▶ **Work instructions**: Copy each line from the data that has the word "What" in it.

▶ **Source information**:
====

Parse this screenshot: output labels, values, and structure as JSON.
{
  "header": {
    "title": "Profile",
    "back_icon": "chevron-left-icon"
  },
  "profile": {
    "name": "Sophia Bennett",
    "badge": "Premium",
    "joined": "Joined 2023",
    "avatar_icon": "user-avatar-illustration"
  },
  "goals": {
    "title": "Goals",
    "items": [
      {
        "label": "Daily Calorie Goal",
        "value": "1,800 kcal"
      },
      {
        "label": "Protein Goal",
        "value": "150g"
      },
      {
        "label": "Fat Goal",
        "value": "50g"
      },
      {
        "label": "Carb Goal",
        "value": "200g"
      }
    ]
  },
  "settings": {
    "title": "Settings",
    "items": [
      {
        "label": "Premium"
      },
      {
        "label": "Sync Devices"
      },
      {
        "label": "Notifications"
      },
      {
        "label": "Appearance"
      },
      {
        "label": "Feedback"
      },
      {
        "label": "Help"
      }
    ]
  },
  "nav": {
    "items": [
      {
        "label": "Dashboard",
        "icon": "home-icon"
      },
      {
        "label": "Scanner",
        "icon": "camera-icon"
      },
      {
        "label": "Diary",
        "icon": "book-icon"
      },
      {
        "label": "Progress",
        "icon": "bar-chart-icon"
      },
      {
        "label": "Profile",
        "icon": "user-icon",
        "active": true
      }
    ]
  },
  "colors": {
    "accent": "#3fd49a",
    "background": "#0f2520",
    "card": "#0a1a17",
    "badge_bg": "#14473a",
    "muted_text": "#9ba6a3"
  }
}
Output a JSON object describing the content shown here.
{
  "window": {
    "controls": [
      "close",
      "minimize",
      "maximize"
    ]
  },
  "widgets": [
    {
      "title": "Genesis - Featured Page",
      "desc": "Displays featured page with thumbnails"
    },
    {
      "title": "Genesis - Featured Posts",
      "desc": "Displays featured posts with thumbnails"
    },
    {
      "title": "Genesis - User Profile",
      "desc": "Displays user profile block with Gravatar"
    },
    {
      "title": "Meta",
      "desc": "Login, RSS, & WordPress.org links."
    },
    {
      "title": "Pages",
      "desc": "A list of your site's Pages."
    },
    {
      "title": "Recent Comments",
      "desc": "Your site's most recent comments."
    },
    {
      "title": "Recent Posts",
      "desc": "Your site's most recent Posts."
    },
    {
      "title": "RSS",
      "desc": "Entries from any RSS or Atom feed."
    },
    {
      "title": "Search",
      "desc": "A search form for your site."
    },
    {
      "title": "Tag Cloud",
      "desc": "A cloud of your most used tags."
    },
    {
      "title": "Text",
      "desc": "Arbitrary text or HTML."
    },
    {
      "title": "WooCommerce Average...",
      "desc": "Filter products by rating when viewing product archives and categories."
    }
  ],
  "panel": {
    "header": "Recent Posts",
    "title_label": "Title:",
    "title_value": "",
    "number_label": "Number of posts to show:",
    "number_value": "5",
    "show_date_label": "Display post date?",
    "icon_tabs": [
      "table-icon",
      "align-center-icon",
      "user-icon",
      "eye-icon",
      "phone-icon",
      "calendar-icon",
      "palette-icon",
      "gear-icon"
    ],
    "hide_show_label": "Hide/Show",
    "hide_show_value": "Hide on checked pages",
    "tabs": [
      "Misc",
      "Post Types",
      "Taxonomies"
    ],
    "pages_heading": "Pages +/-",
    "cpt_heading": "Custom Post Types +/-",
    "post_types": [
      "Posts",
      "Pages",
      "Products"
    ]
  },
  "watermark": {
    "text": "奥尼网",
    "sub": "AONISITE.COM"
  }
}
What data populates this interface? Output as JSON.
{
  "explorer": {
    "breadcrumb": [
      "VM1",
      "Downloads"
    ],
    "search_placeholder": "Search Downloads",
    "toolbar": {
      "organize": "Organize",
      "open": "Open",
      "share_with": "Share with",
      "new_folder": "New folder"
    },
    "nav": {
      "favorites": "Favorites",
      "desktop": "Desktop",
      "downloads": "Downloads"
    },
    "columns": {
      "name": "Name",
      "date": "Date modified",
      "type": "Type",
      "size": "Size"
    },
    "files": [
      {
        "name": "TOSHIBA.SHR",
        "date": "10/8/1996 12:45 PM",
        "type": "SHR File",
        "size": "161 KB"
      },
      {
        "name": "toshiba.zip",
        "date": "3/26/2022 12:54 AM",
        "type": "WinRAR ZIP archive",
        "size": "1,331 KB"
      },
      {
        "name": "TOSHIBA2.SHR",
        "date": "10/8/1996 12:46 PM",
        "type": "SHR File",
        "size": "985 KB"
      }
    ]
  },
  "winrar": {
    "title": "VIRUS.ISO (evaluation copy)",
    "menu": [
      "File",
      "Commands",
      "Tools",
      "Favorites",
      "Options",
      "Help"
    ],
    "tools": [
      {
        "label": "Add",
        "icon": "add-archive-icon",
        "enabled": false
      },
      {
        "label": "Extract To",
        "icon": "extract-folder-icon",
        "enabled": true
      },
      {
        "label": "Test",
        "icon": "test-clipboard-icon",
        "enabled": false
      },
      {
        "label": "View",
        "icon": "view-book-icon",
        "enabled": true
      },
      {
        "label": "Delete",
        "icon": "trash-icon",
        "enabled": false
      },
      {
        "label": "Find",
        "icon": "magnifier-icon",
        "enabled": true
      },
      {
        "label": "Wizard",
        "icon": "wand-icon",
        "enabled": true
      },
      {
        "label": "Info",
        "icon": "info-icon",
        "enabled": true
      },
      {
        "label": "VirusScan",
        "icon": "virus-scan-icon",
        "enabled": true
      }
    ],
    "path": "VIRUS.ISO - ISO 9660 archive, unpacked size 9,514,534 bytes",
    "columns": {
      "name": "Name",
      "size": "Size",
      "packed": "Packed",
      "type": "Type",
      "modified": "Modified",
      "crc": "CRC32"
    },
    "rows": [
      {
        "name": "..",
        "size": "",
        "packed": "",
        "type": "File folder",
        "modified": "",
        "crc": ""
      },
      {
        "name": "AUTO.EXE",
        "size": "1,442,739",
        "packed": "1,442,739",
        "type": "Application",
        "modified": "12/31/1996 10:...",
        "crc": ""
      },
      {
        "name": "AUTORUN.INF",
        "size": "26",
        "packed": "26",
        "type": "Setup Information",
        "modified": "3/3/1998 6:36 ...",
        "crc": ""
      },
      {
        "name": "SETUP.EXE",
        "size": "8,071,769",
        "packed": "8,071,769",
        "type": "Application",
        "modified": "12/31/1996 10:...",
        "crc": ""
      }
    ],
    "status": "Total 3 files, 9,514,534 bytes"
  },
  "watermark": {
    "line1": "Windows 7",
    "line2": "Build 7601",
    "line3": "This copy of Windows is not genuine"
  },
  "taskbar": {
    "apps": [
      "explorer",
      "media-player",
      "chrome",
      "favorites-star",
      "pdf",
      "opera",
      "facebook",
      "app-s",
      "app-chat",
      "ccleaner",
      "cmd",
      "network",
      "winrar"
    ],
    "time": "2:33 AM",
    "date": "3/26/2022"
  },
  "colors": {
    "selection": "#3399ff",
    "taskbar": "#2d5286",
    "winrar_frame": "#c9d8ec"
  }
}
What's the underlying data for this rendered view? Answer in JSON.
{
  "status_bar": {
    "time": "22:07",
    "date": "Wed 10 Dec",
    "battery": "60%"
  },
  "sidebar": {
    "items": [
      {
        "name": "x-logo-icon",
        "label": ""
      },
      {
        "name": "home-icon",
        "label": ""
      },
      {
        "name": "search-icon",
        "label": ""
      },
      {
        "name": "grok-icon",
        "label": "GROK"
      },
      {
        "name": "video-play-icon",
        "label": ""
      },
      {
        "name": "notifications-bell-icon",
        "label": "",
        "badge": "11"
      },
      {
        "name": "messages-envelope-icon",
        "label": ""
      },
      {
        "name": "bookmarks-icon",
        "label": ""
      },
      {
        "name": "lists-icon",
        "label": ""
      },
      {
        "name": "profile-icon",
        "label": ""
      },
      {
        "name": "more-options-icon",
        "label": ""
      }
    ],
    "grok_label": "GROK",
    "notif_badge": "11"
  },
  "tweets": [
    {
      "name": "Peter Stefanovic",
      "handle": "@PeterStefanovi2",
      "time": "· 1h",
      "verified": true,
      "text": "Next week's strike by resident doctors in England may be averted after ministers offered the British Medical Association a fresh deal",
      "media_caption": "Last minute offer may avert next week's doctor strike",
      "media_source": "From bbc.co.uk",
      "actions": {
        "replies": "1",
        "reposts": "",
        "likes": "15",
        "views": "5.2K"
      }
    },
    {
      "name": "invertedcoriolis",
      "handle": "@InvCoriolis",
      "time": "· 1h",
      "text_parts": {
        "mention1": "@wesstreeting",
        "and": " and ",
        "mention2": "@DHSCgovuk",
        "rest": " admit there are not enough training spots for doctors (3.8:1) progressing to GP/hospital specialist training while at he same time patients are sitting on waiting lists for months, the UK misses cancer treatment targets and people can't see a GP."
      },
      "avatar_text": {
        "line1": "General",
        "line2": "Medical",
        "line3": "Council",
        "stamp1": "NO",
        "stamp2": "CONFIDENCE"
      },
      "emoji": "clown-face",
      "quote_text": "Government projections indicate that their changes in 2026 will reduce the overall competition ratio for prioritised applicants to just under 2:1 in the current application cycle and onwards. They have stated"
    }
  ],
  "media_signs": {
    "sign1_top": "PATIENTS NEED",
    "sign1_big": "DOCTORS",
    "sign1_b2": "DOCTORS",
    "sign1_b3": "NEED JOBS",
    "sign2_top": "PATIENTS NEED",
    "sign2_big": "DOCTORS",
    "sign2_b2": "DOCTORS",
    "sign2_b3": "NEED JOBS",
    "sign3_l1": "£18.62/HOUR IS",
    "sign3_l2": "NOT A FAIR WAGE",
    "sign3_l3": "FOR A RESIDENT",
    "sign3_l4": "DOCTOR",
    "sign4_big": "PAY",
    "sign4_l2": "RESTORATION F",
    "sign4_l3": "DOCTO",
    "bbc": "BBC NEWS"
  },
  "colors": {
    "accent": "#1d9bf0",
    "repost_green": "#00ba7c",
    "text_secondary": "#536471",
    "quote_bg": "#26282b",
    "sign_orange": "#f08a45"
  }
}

====

▶ **Exercise solution**:
What data populates this interface? Output as JSON.
What's the underlying data for this rendered view? Answer in JSON.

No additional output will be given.